▶ What is required: Exact repetition is required: output every record in full.

(Chart and figure data)
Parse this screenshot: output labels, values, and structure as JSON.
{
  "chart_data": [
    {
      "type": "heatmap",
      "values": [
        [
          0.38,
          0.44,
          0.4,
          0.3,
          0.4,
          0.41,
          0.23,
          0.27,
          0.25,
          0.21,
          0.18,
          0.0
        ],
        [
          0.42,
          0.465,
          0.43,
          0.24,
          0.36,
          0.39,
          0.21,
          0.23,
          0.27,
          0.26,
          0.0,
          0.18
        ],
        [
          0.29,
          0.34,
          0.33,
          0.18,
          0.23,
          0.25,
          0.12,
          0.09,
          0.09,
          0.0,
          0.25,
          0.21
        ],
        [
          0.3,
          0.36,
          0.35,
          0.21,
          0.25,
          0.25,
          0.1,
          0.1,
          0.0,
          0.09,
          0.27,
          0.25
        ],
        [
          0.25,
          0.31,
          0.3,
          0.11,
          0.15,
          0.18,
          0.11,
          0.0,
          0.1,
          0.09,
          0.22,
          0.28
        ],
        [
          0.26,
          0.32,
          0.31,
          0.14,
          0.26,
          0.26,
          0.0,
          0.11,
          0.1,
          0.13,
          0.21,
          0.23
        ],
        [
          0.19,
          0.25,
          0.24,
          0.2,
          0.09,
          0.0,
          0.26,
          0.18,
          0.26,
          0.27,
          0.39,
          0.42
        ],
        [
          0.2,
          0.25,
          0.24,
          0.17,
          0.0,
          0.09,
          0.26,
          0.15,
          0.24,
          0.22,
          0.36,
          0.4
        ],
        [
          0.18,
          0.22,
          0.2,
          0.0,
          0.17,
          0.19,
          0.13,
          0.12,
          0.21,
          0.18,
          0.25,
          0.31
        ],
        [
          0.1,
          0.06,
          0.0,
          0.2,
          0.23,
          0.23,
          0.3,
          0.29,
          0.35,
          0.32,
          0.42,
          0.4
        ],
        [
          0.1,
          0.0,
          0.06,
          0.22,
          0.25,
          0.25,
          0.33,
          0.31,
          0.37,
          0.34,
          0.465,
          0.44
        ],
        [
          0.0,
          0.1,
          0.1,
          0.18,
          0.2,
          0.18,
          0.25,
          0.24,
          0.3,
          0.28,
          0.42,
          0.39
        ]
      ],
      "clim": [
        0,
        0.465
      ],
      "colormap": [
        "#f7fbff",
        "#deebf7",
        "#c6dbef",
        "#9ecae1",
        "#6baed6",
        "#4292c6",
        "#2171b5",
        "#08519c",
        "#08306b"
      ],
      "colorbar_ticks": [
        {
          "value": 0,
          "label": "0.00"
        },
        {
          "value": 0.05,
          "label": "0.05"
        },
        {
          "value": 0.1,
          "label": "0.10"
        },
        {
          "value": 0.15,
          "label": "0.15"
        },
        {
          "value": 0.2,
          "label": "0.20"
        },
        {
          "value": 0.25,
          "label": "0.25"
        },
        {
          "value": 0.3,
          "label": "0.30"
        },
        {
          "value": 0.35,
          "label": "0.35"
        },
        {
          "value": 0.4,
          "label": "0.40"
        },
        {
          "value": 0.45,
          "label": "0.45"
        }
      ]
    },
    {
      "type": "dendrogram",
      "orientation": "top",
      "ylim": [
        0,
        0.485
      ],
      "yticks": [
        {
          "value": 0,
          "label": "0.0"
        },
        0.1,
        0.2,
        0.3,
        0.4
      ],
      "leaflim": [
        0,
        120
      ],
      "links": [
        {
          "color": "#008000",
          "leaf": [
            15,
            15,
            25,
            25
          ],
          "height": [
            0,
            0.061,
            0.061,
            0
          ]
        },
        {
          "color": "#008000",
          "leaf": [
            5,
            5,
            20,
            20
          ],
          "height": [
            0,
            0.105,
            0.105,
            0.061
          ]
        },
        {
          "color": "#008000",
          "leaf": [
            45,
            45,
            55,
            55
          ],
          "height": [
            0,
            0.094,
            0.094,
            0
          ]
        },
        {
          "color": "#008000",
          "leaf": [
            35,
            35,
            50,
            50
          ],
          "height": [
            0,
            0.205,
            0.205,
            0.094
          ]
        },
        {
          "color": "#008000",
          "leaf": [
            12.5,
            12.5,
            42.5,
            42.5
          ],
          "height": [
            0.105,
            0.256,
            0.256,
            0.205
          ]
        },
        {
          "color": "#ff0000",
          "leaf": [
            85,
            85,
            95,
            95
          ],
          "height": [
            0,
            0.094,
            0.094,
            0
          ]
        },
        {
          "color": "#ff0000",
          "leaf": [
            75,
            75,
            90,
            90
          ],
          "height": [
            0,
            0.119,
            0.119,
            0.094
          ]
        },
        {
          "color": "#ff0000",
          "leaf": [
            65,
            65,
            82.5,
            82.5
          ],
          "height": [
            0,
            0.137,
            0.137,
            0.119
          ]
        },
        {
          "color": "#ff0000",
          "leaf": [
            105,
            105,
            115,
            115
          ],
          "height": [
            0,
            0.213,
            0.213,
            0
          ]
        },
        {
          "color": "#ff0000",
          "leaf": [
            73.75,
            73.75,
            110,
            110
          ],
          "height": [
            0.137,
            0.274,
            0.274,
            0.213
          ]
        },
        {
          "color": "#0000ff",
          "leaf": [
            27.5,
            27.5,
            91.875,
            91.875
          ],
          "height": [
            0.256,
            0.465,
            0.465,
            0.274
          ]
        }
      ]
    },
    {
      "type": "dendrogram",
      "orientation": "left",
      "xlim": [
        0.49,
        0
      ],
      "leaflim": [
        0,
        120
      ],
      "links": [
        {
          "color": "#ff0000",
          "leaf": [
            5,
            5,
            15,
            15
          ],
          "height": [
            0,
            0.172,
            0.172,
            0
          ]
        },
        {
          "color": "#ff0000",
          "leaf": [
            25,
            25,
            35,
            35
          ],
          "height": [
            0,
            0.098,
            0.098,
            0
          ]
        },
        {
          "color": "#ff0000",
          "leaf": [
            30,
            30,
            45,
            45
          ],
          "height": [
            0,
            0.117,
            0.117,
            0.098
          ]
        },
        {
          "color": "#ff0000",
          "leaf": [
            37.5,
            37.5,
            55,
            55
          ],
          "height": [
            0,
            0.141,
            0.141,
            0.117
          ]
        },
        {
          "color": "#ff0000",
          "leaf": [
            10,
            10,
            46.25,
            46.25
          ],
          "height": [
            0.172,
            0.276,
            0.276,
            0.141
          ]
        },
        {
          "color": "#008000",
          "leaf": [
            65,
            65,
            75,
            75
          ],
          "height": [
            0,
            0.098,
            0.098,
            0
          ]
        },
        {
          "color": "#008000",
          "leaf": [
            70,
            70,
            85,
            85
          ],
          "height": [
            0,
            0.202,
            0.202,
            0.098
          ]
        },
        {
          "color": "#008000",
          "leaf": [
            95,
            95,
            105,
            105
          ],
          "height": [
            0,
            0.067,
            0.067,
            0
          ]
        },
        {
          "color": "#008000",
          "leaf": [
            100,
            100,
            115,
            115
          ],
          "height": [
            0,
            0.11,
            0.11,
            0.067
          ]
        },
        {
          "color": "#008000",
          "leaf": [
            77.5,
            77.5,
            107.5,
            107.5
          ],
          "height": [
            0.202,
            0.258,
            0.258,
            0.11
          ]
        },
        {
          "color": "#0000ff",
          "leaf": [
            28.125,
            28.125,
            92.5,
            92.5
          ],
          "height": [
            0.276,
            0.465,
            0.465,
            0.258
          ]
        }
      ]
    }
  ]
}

▶ Final result:
Parse this screenshot: output labels, values, and structure as JSON.
{
  "chart_data": [
    {
      "type": "heatmap",
      "values": [
        [
          0.38,
          0.44,
          0.4,
          0.3,
          0.4,
          0.41,
          0.23,
          0.27,
          0.25,
          0.21,
          0.18,
          0.0
        ],
        [
          0.42,
          0.465,
          0.43,
          0.24,
          0.36,
          0.39,
          0.21,
          0.23,
          0.27,
          0.26,
          0.0,
          0.18
        ],
        [
          0.29,
          0.34,
          0.33,
          0.18,
          0.23,
          0.25,
          0.12,
          0.09,
          0.09,
          0.0,
          0.25,
          0.21
        ],
        [
          0.3,
          0.36,
          0.35,
          0.21,
          0.25,
          0.25,
          0.1,
          0.1,
          0.0,
          0.09,
          0.27,
          0.25
        ],
        [
          0.25,
          0.31,
          0.3,
          0.11,
          0.15,
          0.18,
          0.11,
          0.0,
          0.1,
          0.09,
          0.22,
          0.28
        ],
        [
          0.26,
          0.32,
          0.31,
          0.14,
          0.26,
          0.26,
          0.0,
          0.11,
          0.1,
          0.13,
          0.21,
          0.23
        ],
        [
          0.19,
          0.25,
          0.24,
          0.2,
          0.09,
          0.0,
          0.26,
          0.18,
          0.26,
          0.27,
          0.39,
          0.42
        ],
        [
          0.2,
          0.25,
          0.24,
          0.17,
          0.0,
          0.09,
          0.26,
          0.15,
          0.24,
          0.22,
          0.36,
          0.4
        ],
        [
          0.18,
          0.22,
          0.2,
          0.0,
          0.17,
          0.19,
          0.13,
          0.12,
          0.21,
          0.18,
          0.25,
          0.31
        ],
        [
          0.1,
          0.06,
          0.0,
          0.2,
          0.23,
          0.23,
          0.3,
          0.29,
          0.35,
          0.32,
          0.42,
          0.4
        ],
        [
          0.1,
          0.0,
          0.06,
          0.22,
          0.25,
          0.25,
          0.33,
          0.31,
          0.37,
          0.34,
          0.465,
          0.44
        ],
        [
          0.0,
          0.1,
          0.1,
          0.18,
          0.2,
          0.18,
          0.25,
          0.24,
          0.3,
          0.28,
          0.42,
          0.39
        ]
      ],
      "clim": [
        0,
        0.465
      ],
      "colormap": [
        "#f7fbff",
        "#deebf7",
        "#c6dbef",
        "#9ecae1",
        "#6baed6",
        "#4292c6",
        "#2171b5",
        "#08519c",
        "#08306b"
      ],
      "colorbar_ticks": [
        {
          "value": 0,
          "label": "0.00"
        },
        {
          "value": 0.05,
          "label": "0.05"
        },
        {
          "value": 0.1,
          "label": "0.10"
        },
        {
          "value": 0.15,
          "label": "0.15"
        },
        {
          "value": 0.2,
          "label": "0.20"
        },
        {
          "value": 0.25,
          "label": "0.25"
        },
        {
          "value": 0.3,
          "label": "0.30"
        },
        {
          "value": 0.35,
          "label": "0.35"
        },
        {
          "value": 0.4,
          "label": "0.40"
        },
        {
          "value": 0.45,
          "label": "0.45"
        }
      ]
    },
    {
      "type": "dendrogram",
      "orientation": "top",
      "ylim": [
        0,
        0.485
      ],
      "yticks": [
        {
          "value": 0,
          "label": "0.0"
        },
        0.1,
        0.2,
        0.3,
        0.4
      ],
      "leaflim": [
        0,
        120
      ],
      "links": [
        {
          "color": "#008000",
          "leaf": [
            15,
            15,
            25,
            25
          ],
          "height": [
            0,
            0.061,
            0.061,
            0
          ]
        },
        {
          "color": "#008000",
          "leaf": [
            5,
            5,
            20,
            20
          ],
          "height": [
            0,
            0.105,
            0.105,
            0.061
          ]
        },
        {
          "color": "#008000",
          "leaf": [
            45,
            45,
            55,
            55
          ],
          "height": [
            0,
            0.094,
            0.094,
            0
          ]
        },
        {
          "color": "#008000",
          "leaf": [
            35,
            35,
            50,
            50
          ],
          "height": [
            0,
            0.205,
            0.205,
            0.094
          ]
        },
        {
          "color": "#008000",
          "leaf": [
            12.5,
            12.5,
            42.5,
            42.5
          ],
          "height": [
            0.105,
            0.256,
            0.256,
            0.205
          ]
        },
        {
          "color": "#ff0000",
          "leaf": [
            85,
            85,
            95,
            95
          ],
          "height": [
            0,
            0.094,
            0.094,
            0
          ]
        },
        {
          "color": "#ff0000",
          "leaf": [
            75,
            75,
            90,
            90
          ],
          "height": [
            0,
            0.119,
            0.119,
            0.094
          ]
        },
        {
          "color": "#ff0000",
          "leaf": [
            65,
            65,
            82.5,
            82.5
          ],
          "height": [
            0,
            0.137,
            0.137,
            0.119
          ]
        },
        {
          "color": "#ff0000",
          "leaf": [
            105,
            105,
            115,
            115
          ],
          "height": [
            0,
            0.213,
            0.213,
            0
          ]
        },
        {
          "color": "#ff0000",
          "leaf": [
            73.75,
            73.75,
            110,
            110
          ],
          "height": [
            0.137,
            0.274,
            0.274,
            0.213
          ]
        },
        {
          "color": "#0000ff",
          "leaf": [
            27.5,
            27.5,
            91.875,
            91.875
          ],
          "height": [
            0.256,
            0.465,
            0.465,
            0.274
          ]
        }
      ]
    },
    {
      "type": "dendrogram",
      "orientation": "left",
      "xlim": [
        0.49,
        0
      ],
      "leaflim": [
        0,
        120
      ],
      "links": [
        {
          "color": "#ff0000",
          "leaf": [
            5,
            5,
            15,
            15
          ],
          "height": [
            0,
            0.172,
            0.172,
            0
          ]
        },
        {
          "color": "#ff0000",
          "leaf": [
            25,
            25,
            35,
            35
          ],
          "height": [
            0,
            0.098,
            0.098,
            0
          ]
        },
        {
          "color": "#ff0000",
          "leaf": [
            30,
            30,
            45,
            45
          ],
          "height": [
            0,
            0.117,
            0.117,
            0.098
          ]
        },
        {
          "color": "#ff0000",
          "leaf": [
            37.5,
            37.5,
            55,
            55
          ],
          "height": [
            0,
            0.141,
            0.141,
            0.117
          ]
        },
        {
          "color": "#ff0000",
          "leaf": [
            10,
            10,
            46.25,
            46.25
          ],
          "height": [
            0.172,
            0.276,
            0.276,
            0.141
          ]
        },
        {
          "color": "#008000",
          "leaf": [
            65,
            65,
            75,
            75
          ],
          "height": [
            0,
            0.098,
            0.098,
            0
          ]
        },
        {
          "color": "#008000",
          "leaf": [
            70,
            70,
            85,
            85
          ],
          "height": [
            0,
            0.202,
            0.202,
            0.098
          ]
        },
        {
          "color": "#008000",
          "leaf": [
            95,
            95,
            105,
            105
          ],
          "height": [
            0,
            0.067,
            0.067,
            0
          ]
        },
        {
          "color": "#008000",
          "leaf": [
            100,
            100,
            115,
            115
          ],
          "height": [
            0,
            0.11,
            0.11,
            0.067
          ]
        },
        {
          "color": "#008000",
          "leaf": [
            77.5,
            77.5,
            107.5,
            107.5
          ],
          "height": [
            0.202,
            0.258,
            0.258,
            0.11
          ]
        },
        {
          "color": "#0000ff",
          "leaf": [
            28.125,
            28.125,
            92.5,
            92.5
          ],
          "height": [
            0.276,
            0.465,
            0.465,
            0.258
          ]
        }
      ]
    }
  ]
}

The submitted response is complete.